» **Short problem**
Leave out the pictures, then reproduce the rest of the material exactly.

(Saved entries)
________________
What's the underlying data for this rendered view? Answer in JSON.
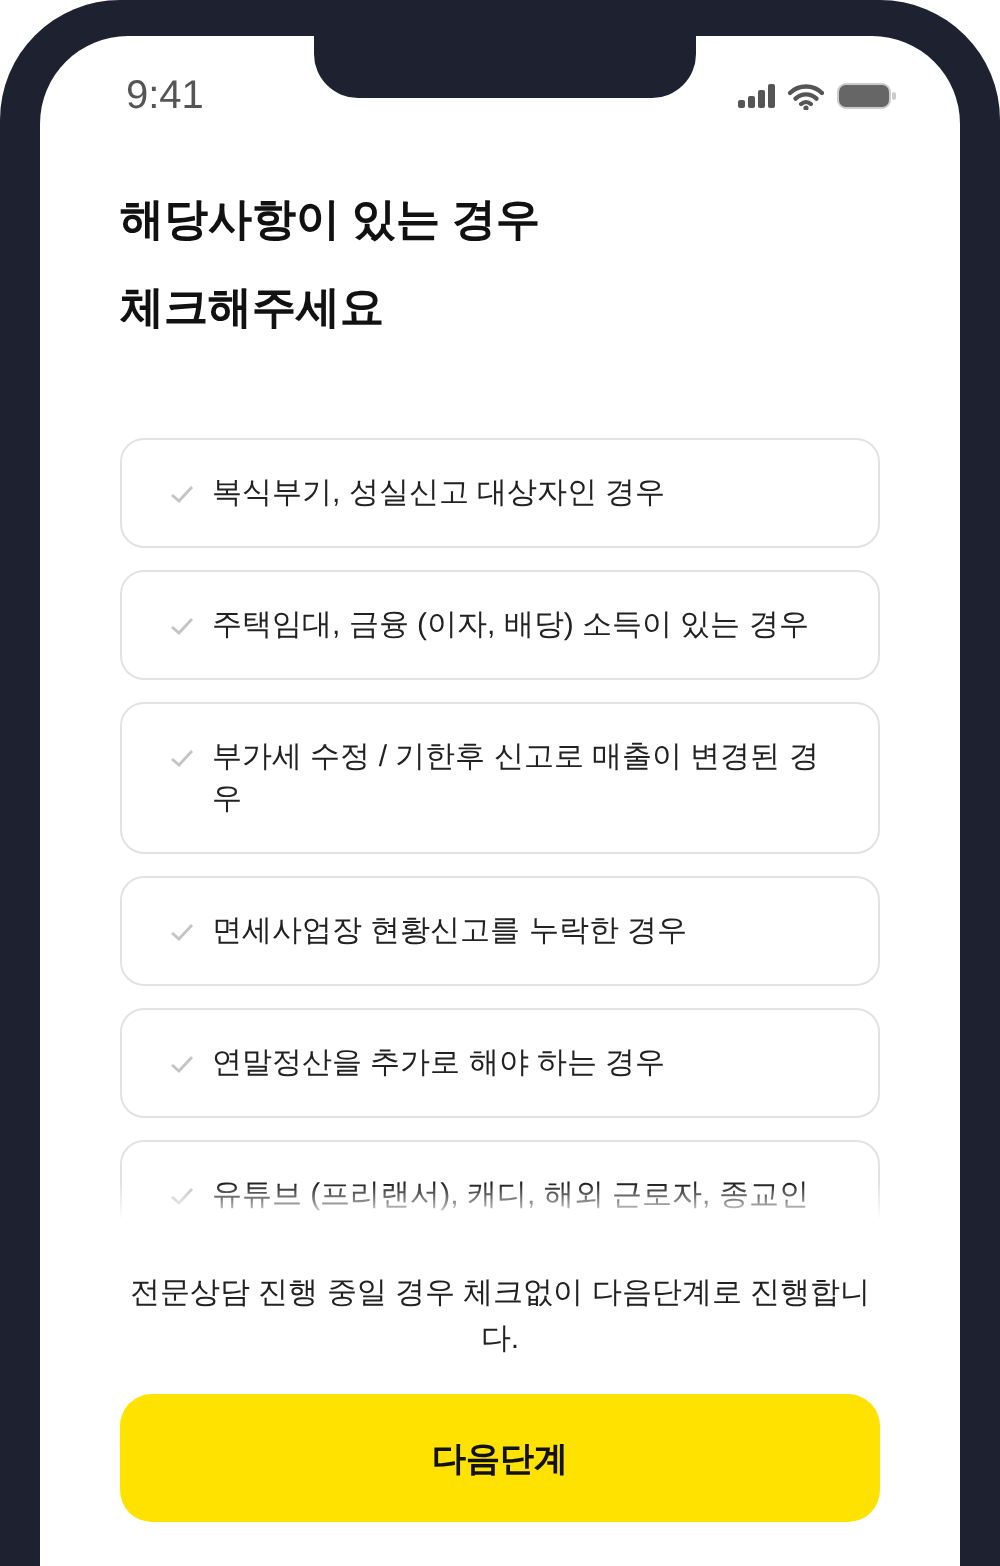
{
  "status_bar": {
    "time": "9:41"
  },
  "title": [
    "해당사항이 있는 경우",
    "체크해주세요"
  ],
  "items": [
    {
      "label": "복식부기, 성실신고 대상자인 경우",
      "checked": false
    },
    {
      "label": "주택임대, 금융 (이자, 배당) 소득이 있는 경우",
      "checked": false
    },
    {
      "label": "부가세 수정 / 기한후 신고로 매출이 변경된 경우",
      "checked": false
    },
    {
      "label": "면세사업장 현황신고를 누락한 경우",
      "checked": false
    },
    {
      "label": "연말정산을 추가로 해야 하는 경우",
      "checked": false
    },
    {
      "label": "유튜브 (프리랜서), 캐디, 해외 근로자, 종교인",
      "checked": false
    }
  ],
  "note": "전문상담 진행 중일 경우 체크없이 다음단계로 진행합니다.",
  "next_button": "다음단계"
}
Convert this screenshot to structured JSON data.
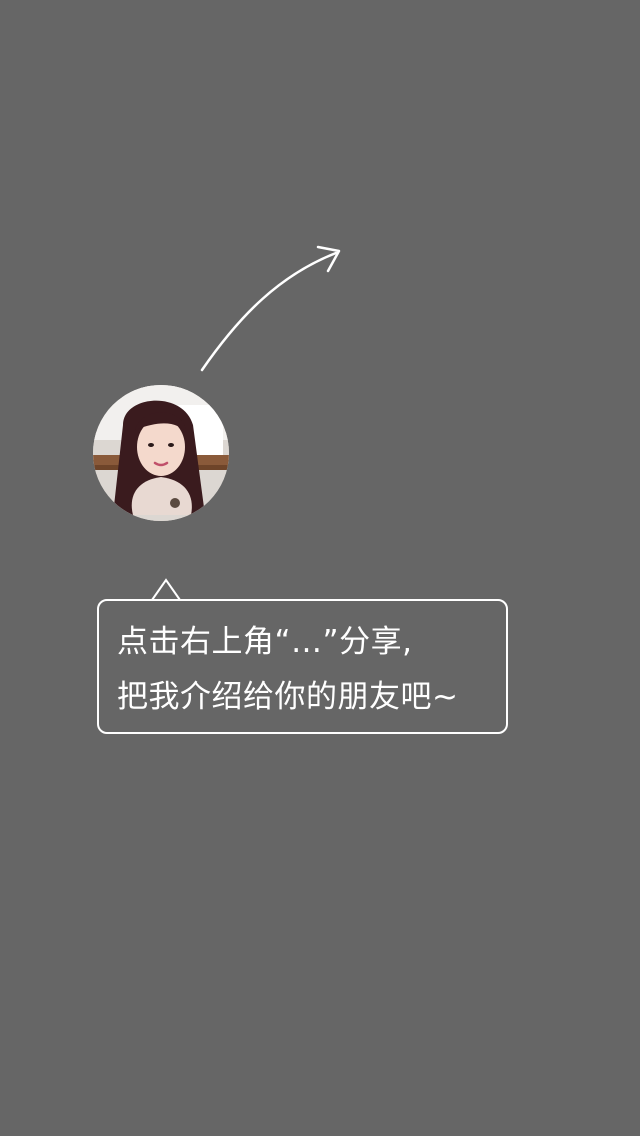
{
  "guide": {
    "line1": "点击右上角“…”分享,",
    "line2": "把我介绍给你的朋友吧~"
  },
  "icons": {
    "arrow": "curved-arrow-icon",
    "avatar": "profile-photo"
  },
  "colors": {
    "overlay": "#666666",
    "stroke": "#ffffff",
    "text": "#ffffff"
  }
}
________________
» **Exercise response**
What's the underlying data for this rendered view? Answer in JSON.
{
  "status_bar": {
    "time": "9:41"
  },
  "title": [
    "해당사항이 있는 경우",
    "체크해주세요"
  ],
  "items": [
    {
      "label": "복식부기, 성실신고 대상자인 경우",
      "checked": false
    },
    {
      "label": "주택임대, 금융 (이자, 배당) 소득이 있는 경우",
      "checked": false
    },
    {
      "label": "부가세 수정 / 기한후 신고로 매출이 변경된 경우",
      "checked": false
    },
    {
      "label": "면세사업장 현황신고를 누락한 경우",
      "checked": false
    },
    {
      "label": "연말정산을 추가로 해야 하는 경우",
      "checked": false
    },
    {
      "label": "유튜브 (프리랜서), 캐디, 해외 근로자, 종교인",
      "checked": false
    }
  ],
  "note": "전문상담 진행 중일 경우 체크없이 다음단계로 진행합니다.",
  "next_button": "다음단계"
}
Convert this screenshot to structured JSON data.
{
  "guide": {
    "line1": "点击右上角“…”分享,",
    "line2": "把我介绍给你的朋友吧~"
  },
  "icons": {
    "arrow": "curved-arrow-icon",
    "avatar": "profile-photo"
  },
  "colors": {
    "overlay": "#666666",
    "stroke": "#ffffff",
    "text": "#ffffff"
  }
}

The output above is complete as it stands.